(Rows from a dataset)
§ §
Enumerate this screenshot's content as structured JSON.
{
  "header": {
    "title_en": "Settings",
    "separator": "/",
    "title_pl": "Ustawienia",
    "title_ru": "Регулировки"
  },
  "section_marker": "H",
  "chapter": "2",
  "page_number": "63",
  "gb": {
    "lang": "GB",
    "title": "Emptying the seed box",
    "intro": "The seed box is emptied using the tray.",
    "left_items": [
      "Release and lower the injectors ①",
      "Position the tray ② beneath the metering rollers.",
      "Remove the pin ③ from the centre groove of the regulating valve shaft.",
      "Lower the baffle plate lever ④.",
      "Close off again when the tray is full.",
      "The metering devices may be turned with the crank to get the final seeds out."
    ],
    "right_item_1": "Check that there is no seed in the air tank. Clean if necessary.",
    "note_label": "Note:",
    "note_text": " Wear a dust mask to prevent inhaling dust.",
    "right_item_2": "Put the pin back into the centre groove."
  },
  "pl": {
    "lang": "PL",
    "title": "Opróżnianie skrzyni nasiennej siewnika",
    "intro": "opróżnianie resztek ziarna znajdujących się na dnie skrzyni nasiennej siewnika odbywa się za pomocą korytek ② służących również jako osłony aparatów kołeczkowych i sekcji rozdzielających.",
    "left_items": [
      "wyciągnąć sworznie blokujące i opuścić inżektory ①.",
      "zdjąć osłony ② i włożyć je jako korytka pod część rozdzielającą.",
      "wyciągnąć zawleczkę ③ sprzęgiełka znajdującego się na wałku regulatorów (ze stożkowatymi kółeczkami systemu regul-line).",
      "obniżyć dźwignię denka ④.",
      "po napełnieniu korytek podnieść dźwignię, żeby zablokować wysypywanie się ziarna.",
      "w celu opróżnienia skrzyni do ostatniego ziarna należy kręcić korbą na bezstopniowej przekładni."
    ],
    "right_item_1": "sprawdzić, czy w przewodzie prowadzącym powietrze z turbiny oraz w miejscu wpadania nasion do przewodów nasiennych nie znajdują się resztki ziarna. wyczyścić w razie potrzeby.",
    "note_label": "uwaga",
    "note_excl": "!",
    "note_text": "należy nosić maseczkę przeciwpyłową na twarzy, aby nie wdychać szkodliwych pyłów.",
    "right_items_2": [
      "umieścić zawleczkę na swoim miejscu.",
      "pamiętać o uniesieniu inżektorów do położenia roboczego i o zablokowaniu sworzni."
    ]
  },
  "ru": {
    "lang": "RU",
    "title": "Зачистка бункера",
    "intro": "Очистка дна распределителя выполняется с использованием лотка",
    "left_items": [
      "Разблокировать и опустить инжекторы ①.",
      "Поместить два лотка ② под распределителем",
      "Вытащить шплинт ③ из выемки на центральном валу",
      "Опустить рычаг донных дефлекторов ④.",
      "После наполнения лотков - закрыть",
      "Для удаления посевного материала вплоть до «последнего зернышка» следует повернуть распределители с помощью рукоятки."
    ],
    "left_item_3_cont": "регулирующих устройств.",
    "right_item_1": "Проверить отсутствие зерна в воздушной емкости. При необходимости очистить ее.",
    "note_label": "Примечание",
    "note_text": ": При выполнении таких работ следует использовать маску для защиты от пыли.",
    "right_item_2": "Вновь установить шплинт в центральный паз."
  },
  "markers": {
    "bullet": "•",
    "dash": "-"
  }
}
§ §
> _Aim_
Using the listing above, work out how many of its lines include "tray", and give only the result.

> _Answer for this exercise_
3